◆ DIRECTIVE ◆
Below are records to repeat exactly. Omit the pictures from the copy.

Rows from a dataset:
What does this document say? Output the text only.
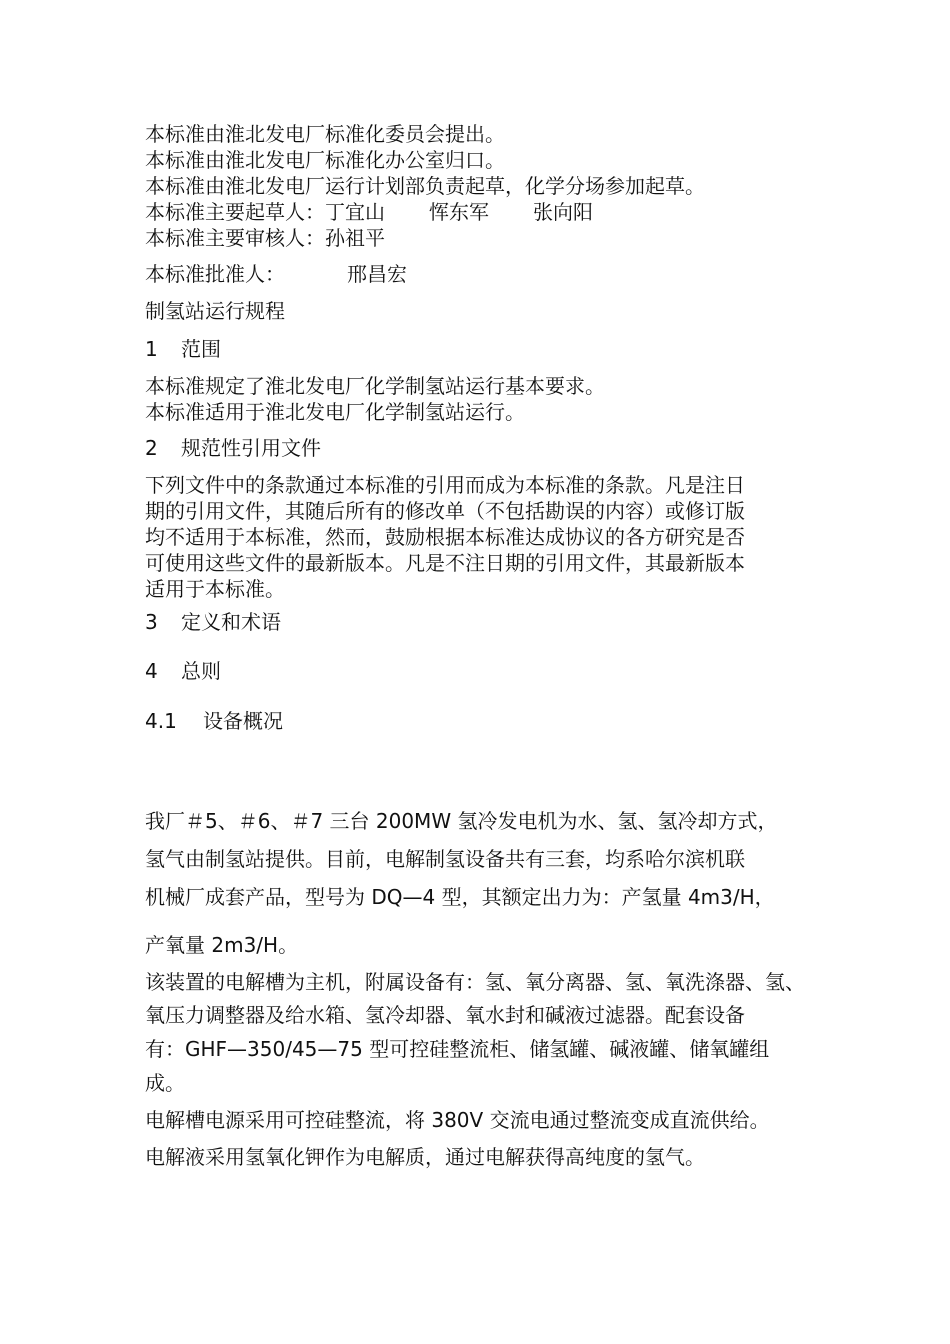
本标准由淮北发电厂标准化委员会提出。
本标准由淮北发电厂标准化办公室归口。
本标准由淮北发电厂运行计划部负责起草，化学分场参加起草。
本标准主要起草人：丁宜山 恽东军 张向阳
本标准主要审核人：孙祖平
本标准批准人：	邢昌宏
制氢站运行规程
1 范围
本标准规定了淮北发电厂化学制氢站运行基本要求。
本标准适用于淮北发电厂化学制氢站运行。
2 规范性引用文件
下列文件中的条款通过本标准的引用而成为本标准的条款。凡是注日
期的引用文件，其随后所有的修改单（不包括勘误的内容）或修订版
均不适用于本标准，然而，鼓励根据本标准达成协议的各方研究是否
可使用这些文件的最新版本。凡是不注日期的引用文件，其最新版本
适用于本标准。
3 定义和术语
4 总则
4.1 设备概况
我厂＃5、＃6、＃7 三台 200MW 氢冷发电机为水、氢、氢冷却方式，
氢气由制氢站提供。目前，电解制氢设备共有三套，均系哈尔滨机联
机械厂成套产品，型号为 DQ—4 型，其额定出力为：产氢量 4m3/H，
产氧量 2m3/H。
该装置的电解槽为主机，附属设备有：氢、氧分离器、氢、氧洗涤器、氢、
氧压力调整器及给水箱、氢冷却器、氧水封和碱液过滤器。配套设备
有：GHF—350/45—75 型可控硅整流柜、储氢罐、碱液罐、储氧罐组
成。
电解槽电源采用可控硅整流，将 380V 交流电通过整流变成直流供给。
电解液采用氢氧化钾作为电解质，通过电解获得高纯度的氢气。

◆ THE OUTPUT ◆
What does this document say? Output the text only.
本标准由淮北发电厂标准化委员会提出。
本标准由淮北发电厂标准化办公室归口。
本标准由淮北发电厂运行计划部负责起草，化学分场参加起草。
本标准主要起草人：丁宜山 恽东军 张向阳
本标准主要审核人：孙祖平
本标准批准人：	邢昌宏
制氢站运行规程
1 范围
本标准规定了淮北发电厂化学制氢站运行基本要求。
本标准适用于淮北发电厂化学制氢站运行。
2 规范性引用文件
下列文件中的条款通过本标准的引用而成为本标准的条款。凡是注日
期的引用文件，其随后所有的修改单（不包括勘误的内容）或修订版
均不适用于本标准，然而，鼓励根据本标准达成协议的各方研究是否
可使用这些文件的最新版本。凡是不注日期的引用文件，其最新版本
适用于本标准。
3 定义和术语
4 总则
4.1 设备概况
我厂＃5、＃6、＃7 三台 200MW 氢冷发电机为水、氢、氢冷却方式，
氢气由制氢站提供。目前，电解制氢设备共有三套，均系哈尔滨机联
机械厂成套产品，型号为 DQ—4 型，其额定出力为：产氢量 4m3/H，
产氧量 2m3/H。
该装置的电解槽为主机，附属设备有：氢、氧分离器、氢、氧洗涤器、氢、
氧压力调整器及给水箱、氢冷却器、氧水封和碱液过滤器。配套设备
有：GHF—350/45—75 型可控硅整流柜、储氢罐、碱液罐、储氧罐组
成。
电解槽电源采用可控硅整流，将 380V 交流电通过整流变成直流供给。
电解液采用氢氧化钾作为电解质，通过电解获得高纯度的氢气。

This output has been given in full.